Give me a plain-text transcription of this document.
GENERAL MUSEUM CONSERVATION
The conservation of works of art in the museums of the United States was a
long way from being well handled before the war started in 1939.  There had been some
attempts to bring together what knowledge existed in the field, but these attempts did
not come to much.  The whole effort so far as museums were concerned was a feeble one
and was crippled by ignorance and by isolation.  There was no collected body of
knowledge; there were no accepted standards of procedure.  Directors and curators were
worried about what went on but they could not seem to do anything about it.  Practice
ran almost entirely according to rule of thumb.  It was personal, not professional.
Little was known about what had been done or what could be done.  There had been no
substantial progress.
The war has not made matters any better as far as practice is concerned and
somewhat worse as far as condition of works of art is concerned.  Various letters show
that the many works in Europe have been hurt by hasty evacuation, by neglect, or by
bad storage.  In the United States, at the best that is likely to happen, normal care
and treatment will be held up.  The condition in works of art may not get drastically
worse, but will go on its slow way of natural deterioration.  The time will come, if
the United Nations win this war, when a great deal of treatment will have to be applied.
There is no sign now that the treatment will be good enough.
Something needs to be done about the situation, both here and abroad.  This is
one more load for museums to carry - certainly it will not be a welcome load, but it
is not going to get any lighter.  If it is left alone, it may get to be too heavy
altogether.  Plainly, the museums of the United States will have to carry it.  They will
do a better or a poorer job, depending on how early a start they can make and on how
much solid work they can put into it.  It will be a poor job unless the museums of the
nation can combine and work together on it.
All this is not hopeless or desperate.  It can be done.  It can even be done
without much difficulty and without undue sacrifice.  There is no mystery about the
- - - -
Filter for "been". Return all lines that hold it.

■ Answer to this exercise
long way from being well handled before the war started in 1939.  There had been some
Little was known about what had been done or what could be done.  There had been no
that the many works in Europe have been hurt by hasty evacuation, by neglect, or by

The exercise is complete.